**Work to complete**
Locate and copy all lines bearing the word "СФЕРА".

# start of Record extracts

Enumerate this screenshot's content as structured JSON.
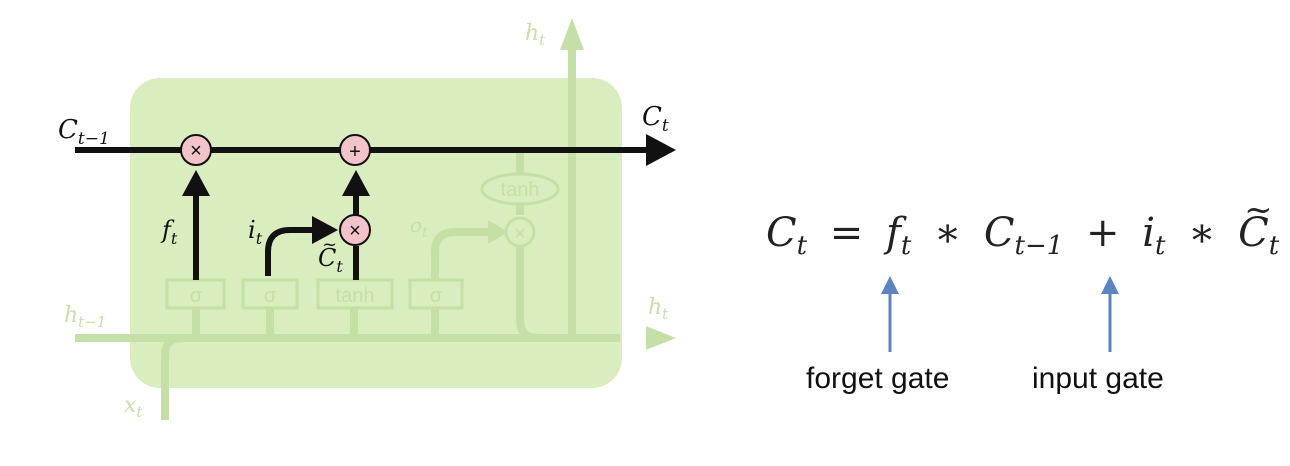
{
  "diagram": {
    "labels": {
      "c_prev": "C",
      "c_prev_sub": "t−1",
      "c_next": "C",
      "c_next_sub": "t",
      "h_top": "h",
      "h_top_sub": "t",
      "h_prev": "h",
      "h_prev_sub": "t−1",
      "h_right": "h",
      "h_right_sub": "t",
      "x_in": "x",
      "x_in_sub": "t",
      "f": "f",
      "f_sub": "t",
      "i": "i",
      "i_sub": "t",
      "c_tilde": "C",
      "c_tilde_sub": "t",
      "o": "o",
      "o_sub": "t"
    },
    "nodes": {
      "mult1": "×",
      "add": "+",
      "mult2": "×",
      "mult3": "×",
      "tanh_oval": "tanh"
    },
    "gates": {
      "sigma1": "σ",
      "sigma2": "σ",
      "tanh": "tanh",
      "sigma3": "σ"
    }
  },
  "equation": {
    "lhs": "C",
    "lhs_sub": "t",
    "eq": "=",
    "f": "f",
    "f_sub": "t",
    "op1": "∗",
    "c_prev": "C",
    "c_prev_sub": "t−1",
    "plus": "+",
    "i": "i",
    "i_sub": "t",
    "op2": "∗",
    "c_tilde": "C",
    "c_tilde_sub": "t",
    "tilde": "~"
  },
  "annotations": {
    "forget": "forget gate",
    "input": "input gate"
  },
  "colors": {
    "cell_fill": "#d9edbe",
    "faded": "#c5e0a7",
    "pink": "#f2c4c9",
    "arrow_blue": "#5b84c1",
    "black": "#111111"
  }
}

# end of Record extracts
# start of Record extracts

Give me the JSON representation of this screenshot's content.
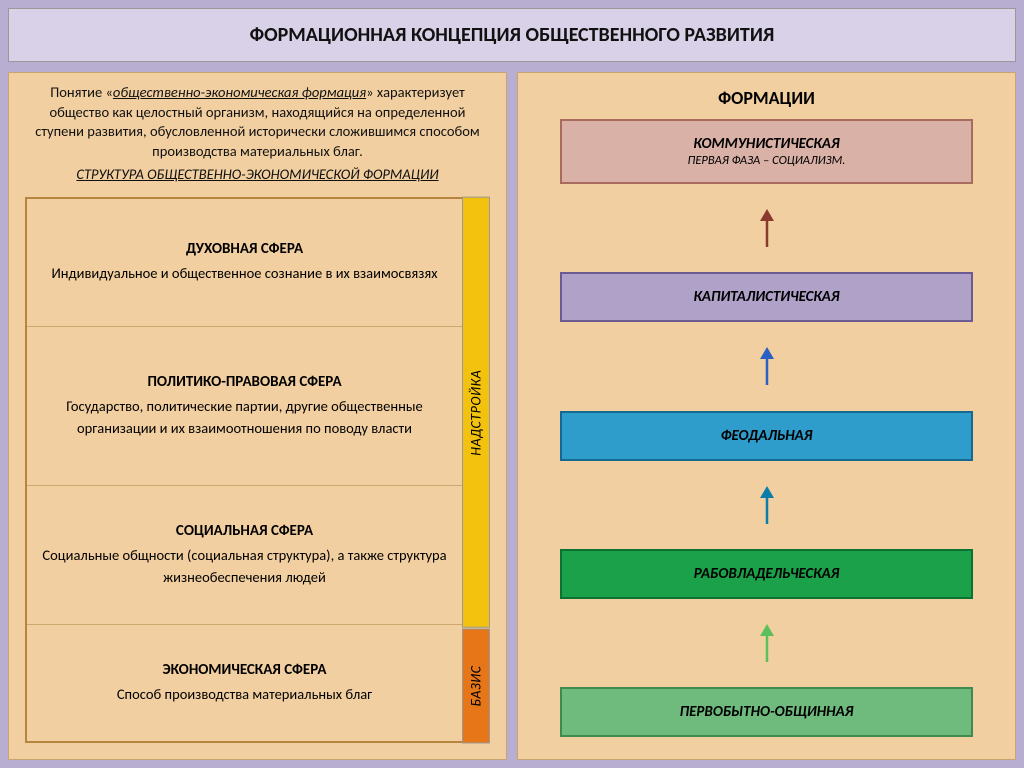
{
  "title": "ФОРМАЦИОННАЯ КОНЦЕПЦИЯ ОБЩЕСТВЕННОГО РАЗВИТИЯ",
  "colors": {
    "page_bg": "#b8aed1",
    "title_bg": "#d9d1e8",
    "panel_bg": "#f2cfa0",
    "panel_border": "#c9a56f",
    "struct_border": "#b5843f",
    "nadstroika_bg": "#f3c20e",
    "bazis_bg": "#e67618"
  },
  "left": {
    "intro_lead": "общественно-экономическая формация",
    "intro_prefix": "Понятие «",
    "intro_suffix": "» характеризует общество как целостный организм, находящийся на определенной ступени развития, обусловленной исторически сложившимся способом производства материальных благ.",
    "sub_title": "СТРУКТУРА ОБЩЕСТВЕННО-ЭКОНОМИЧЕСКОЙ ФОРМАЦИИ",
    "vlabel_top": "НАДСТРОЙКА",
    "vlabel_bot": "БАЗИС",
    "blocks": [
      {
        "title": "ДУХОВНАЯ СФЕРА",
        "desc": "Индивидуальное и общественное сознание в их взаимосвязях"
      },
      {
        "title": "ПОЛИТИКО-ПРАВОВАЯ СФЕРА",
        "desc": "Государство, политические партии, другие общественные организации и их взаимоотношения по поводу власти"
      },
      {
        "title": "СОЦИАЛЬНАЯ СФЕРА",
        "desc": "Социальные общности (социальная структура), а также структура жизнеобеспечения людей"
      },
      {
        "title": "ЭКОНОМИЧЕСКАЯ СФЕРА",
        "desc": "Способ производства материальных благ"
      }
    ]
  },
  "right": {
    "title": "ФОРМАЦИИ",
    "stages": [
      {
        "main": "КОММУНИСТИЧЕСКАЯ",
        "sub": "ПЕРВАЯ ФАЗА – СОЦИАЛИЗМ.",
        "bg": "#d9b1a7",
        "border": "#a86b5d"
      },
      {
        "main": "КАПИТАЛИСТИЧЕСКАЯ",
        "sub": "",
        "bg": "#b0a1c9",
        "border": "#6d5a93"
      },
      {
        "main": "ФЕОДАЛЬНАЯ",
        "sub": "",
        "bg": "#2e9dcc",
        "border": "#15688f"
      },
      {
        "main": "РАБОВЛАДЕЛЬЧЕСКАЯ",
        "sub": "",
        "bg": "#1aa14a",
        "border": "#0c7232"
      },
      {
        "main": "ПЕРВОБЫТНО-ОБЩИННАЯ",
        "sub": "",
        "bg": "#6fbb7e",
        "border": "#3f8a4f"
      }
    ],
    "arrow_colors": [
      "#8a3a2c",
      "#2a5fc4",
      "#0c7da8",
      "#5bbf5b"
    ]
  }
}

# end of Record extracts

**Exercise result**
        "title": "ДУХОВНАЯ СФЕРА",
        "title": "ПОЛИТИКО-ПРАВОВАЯ СФЕРА",
        "title": "СОЦИАЛЬНАЯ СФЕРА",
        "title": "ЭКОНОМИЧЕСКАЯ СФЕРА",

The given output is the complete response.